### Instruction
Determine how many lines in the entries below include "Sakarya". The reply should be that number and nothing else.

### Listed entries
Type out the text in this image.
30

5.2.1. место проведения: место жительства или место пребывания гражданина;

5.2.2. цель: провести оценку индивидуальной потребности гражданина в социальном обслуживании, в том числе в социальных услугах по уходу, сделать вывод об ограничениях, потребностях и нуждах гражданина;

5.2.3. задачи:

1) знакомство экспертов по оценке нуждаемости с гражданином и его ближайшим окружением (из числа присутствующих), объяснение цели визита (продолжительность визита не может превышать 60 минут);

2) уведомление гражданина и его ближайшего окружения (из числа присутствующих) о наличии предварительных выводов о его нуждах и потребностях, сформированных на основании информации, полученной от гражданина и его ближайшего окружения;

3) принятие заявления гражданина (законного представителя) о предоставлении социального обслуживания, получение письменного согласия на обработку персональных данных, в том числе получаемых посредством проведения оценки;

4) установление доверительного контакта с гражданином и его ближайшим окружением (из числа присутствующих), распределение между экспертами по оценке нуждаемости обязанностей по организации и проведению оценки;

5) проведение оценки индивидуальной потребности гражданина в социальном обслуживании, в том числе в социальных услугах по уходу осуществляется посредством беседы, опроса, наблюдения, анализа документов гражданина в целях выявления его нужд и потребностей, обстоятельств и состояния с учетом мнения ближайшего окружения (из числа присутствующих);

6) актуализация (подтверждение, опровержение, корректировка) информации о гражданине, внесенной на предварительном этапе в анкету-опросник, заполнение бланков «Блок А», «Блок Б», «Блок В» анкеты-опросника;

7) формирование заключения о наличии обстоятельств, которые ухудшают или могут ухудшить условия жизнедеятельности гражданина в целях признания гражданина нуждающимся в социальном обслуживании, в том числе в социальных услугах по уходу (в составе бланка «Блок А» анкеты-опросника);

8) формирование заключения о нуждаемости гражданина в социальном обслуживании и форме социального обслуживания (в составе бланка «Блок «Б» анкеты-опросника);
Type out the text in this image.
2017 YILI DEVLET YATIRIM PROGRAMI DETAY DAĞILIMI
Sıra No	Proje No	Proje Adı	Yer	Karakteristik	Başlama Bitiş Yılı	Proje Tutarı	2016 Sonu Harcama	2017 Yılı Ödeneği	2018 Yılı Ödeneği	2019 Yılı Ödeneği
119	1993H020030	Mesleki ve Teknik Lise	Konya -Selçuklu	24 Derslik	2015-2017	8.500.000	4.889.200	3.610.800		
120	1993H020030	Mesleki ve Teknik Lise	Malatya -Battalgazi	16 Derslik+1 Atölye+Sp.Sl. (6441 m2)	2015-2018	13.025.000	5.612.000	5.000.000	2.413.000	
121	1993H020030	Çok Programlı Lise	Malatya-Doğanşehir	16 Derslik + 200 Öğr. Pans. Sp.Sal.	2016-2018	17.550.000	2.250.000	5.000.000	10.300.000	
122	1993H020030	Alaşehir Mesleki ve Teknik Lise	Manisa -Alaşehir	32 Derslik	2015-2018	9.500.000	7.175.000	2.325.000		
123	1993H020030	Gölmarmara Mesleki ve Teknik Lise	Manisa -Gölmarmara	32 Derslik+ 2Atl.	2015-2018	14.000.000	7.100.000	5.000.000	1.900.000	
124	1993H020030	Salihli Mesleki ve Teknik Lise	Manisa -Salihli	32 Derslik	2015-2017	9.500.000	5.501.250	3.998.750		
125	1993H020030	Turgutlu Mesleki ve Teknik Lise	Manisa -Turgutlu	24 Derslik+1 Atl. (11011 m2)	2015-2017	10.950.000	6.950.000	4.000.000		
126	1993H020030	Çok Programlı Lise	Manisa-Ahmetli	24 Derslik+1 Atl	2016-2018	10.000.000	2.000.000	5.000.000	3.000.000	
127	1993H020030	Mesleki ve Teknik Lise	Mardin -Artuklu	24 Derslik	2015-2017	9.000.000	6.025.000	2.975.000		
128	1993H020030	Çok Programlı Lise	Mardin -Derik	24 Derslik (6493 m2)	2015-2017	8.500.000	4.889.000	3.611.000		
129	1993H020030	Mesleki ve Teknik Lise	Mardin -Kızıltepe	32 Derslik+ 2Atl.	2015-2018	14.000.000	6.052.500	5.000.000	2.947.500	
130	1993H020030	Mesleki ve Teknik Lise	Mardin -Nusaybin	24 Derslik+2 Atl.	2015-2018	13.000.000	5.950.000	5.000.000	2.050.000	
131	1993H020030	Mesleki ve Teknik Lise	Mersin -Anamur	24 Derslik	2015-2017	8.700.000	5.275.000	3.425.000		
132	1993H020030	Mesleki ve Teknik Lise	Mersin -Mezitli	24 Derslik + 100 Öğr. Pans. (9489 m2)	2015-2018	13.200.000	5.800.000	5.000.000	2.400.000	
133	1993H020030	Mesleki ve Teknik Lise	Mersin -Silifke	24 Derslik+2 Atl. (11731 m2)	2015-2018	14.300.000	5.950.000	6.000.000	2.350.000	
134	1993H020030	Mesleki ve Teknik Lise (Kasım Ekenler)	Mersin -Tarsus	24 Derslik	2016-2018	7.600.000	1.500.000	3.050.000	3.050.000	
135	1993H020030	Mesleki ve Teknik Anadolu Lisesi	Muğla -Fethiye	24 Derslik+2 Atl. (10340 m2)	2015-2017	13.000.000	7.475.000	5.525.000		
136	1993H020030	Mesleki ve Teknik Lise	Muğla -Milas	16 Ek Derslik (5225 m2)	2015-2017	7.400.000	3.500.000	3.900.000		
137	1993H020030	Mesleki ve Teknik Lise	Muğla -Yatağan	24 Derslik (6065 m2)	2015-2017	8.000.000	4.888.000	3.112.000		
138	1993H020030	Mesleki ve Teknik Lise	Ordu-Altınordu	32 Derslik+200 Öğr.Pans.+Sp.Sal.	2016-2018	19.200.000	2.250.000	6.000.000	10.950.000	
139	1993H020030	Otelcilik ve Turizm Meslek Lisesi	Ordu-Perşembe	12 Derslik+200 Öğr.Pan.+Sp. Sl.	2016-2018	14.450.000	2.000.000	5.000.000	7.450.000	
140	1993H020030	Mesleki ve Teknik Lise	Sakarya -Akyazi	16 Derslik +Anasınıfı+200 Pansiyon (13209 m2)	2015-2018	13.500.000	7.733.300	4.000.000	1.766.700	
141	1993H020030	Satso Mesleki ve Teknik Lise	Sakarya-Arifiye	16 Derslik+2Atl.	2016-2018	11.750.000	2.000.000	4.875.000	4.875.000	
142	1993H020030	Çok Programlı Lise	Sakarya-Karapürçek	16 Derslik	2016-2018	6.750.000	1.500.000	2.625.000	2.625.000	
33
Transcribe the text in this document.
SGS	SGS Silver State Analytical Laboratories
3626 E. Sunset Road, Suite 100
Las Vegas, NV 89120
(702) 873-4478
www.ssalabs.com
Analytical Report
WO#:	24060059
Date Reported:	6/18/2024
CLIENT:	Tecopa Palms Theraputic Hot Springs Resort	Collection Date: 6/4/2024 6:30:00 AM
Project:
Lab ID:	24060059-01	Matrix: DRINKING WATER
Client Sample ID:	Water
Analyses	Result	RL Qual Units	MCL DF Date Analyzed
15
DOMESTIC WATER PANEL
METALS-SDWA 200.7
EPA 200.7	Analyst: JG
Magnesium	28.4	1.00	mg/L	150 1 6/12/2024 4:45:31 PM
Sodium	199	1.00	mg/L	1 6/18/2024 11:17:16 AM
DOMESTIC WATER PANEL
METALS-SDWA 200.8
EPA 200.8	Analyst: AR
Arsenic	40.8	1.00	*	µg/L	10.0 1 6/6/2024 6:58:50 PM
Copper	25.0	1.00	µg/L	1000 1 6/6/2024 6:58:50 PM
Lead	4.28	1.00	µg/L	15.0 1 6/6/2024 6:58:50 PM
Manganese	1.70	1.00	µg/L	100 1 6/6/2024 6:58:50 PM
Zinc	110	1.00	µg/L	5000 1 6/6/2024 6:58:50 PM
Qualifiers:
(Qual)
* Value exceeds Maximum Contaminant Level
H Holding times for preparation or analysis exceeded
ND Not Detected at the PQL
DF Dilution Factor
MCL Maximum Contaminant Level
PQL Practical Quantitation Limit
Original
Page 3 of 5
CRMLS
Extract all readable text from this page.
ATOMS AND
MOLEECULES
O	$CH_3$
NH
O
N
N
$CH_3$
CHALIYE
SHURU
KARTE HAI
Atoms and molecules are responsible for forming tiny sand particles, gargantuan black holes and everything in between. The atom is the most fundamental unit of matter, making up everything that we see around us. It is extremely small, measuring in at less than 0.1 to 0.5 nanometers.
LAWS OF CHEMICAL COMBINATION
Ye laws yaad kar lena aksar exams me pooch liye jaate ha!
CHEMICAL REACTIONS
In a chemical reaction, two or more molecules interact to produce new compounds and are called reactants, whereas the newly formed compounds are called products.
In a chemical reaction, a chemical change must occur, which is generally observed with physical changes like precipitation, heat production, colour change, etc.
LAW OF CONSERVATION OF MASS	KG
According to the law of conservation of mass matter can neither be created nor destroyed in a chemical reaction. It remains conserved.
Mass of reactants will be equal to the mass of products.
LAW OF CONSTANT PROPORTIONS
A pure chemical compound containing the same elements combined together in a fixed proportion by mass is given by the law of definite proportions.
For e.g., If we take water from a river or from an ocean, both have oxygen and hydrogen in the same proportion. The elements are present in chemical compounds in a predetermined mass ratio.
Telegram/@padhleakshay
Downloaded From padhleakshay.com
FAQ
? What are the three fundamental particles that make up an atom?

### Response
3